▶ _TASK PROMPT_
Work out how many lines in the listing below include the word "upper". Give nothing but the number.

═══ SUPPLIED DATA ═══

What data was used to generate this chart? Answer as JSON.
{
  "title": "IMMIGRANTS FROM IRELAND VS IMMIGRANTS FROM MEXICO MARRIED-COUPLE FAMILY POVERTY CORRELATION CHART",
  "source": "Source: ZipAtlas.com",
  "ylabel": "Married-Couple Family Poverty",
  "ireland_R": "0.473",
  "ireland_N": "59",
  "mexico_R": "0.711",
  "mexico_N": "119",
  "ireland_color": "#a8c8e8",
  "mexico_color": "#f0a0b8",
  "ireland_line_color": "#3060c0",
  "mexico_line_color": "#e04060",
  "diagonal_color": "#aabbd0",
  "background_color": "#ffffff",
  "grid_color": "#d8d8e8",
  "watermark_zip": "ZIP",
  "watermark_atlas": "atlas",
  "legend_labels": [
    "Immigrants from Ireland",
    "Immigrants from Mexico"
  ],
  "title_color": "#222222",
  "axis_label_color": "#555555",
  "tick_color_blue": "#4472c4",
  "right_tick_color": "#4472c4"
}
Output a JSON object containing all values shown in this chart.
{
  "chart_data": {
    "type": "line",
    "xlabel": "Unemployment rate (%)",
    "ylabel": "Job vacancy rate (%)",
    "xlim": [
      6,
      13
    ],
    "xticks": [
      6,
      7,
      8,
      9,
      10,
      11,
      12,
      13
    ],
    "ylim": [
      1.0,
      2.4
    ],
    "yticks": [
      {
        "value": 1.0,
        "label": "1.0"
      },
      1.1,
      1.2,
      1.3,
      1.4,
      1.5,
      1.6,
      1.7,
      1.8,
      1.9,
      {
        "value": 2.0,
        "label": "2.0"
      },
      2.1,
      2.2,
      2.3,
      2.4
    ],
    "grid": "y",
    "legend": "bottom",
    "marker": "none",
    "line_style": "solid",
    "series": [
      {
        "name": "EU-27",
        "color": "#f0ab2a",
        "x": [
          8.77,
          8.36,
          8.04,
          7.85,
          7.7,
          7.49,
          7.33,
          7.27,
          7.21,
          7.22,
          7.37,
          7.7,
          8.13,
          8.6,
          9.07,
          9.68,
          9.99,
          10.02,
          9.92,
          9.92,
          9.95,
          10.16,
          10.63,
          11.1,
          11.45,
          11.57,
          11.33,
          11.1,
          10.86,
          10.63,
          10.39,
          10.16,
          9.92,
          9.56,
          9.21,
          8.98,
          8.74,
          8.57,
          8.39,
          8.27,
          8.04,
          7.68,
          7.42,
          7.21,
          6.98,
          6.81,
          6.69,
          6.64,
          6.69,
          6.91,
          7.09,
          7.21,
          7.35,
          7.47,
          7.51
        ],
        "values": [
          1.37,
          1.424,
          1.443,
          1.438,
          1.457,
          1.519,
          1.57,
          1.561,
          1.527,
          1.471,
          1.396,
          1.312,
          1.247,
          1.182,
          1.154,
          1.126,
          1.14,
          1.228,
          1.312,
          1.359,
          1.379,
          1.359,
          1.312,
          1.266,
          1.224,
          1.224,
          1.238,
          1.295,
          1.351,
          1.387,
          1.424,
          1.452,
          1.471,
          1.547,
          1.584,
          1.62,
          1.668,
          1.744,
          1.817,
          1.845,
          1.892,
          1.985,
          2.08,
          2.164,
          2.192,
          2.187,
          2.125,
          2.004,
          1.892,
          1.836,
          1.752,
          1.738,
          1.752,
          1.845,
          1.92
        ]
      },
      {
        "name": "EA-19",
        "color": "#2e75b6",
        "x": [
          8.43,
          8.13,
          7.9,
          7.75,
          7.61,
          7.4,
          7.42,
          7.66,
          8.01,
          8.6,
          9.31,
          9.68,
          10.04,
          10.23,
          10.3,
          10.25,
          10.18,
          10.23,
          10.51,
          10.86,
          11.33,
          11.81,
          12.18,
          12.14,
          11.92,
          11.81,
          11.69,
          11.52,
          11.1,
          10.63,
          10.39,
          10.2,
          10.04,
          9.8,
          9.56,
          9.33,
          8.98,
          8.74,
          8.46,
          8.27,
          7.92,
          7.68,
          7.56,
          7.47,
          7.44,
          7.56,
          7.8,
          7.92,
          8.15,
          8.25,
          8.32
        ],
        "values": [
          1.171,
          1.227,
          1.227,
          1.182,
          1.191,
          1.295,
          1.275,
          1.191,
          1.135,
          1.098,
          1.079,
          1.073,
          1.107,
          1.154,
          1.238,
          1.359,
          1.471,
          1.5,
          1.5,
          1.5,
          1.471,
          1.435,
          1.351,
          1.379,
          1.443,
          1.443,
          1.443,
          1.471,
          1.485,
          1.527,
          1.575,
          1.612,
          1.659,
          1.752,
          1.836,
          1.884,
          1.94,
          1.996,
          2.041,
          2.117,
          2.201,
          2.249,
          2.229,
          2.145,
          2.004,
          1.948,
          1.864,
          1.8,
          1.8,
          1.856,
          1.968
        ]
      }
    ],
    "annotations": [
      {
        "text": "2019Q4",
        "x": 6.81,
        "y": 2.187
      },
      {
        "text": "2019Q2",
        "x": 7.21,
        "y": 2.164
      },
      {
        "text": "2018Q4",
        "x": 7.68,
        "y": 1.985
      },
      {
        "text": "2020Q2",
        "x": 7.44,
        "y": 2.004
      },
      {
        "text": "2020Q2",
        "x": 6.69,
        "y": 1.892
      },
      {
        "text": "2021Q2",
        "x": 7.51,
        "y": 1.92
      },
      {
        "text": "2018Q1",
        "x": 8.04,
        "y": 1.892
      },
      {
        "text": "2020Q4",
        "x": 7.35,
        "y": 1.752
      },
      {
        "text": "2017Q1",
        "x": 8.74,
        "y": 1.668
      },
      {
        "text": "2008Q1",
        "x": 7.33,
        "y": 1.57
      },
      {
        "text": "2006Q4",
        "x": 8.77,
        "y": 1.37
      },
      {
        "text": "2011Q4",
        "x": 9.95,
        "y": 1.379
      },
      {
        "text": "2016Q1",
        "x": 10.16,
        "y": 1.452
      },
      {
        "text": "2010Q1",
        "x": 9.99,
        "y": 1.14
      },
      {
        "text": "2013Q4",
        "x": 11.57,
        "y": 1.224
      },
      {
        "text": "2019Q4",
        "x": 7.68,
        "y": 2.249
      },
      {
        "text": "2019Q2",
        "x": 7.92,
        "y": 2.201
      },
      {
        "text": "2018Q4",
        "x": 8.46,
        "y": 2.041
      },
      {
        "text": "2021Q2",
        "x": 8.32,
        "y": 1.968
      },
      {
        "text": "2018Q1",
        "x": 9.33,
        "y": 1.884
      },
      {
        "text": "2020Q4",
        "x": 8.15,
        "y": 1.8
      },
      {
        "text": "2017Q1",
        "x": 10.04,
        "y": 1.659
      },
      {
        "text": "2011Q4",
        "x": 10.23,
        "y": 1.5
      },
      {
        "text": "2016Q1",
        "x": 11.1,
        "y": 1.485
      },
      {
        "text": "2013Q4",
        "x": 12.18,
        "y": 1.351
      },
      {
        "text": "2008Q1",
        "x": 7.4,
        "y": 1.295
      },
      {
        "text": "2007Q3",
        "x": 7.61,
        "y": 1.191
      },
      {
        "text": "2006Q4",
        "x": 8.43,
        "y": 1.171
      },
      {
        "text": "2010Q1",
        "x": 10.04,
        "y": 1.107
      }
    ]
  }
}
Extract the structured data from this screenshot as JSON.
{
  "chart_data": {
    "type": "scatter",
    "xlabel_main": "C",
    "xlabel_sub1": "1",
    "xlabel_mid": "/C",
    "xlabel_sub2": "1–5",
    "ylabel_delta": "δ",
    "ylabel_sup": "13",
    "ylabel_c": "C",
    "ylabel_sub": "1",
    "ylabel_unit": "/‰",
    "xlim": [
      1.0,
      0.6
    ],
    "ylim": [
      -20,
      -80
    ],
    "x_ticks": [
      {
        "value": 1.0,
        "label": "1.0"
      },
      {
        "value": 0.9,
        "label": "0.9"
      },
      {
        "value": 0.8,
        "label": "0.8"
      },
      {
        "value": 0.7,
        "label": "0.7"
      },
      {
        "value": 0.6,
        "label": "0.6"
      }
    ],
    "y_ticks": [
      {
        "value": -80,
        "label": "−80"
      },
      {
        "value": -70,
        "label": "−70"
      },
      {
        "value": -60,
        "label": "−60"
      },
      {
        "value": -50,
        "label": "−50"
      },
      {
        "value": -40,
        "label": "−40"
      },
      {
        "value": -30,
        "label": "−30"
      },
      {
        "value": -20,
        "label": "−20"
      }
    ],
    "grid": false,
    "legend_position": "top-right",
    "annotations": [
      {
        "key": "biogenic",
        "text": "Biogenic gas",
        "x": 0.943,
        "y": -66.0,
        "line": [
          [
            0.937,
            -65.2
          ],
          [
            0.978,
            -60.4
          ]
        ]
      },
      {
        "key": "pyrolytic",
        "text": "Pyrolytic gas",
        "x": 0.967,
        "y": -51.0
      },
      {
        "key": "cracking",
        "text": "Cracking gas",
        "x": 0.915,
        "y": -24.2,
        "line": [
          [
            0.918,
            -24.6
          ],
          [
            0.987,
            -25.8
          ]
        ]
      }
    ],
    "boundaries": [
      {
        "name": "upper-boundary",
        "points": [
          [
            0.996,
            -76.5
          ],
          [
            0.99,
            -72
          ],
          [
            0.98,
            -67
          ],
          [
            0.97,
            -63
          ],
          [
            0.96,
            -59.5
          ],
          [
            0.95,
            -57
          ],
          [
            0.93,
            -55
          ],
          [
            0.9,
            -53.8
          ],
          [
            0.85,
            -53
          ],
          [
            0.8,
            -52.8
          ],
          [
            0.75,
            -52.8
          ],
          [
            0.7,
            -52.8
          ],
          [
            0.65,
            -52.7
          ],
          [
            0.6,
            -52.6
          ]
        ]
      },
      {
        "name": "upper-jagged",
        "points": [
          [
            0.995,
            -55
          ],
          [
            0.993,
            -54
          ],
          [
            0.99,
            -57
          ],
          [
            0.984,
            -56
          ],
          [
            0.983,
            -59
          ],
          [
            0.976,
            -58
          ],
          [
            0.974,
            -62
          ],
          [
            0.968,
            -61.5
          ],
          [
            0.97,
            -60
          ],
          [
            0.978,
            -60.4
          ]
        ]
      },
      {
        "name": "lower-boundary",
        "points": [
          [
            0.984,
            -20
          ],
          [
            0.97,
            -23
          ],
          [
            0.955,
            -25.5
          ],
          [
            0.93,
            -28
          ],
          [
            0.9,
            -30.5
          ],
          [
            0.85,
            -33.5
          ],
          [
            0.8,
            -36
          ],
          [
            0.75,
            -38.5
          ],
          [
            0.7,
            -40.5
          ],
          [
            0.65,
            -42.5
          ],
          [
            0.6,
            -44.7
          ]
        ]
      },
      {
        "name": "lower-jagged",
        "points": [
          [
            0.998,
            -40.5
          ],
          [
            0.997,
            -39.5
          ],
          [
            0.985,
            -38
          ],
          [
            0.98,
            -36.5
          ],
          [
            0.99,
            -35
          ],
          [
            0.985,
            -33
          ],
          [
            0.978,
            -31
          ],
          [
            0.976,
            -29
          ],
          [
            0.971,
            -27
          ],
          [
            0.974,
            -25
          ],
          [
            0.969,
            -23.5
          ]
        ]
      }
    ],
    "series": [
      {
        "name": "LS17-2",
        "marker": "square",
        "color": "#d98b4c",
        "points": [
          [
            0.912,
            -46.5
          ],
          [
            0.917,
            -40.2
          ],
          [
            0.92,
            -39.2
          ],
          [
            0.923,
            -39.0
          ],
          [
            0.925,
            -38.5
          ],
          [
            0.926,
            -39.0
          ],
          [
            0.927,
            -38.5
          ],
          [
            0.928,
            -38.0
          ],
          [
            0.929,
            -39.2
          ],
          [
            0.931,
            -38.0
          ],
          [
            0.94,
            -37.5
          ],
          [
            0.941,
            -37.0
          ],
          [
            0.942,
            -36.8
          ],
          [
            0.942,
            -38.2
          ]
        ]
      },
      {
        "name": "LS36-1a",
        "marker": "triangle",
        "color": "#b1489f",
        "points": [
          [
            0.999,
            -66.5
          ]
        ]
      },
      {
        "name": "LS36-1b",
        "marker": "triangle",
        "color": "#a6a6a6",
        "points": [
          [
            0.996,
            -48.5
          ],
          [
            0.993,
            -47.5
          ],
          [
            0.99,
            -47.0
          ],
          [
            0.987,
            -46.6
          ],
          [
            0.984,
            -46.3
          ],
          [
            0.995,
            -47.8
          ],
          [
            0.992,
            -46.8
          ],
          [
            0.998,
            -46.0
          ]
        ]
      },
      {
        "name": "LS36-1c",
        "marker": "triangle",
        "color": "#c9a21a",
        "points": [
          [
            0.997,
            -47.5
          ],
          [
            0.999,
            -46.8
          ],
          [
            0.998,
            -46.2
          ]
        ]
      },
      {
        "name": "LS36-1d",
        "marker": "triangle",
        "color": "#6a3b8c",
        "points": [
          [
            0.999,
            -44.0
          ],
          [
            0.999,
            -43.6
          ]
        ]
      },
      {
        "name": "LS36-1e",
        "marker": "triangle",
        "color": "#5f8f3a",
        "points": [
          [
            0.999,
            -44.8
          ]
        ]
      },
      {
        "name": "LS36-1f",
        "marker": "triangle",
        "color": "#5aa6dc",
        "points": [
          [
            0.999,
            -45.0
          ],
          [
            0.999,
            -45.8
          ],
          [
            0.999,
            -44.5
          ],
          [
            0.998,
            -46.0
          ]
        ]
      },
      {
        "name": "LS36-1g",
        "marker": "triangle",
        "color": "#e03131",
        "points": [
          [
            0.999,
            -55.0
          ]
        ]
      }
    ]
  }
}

═══

▶ _REPLY TO THE TASK_
2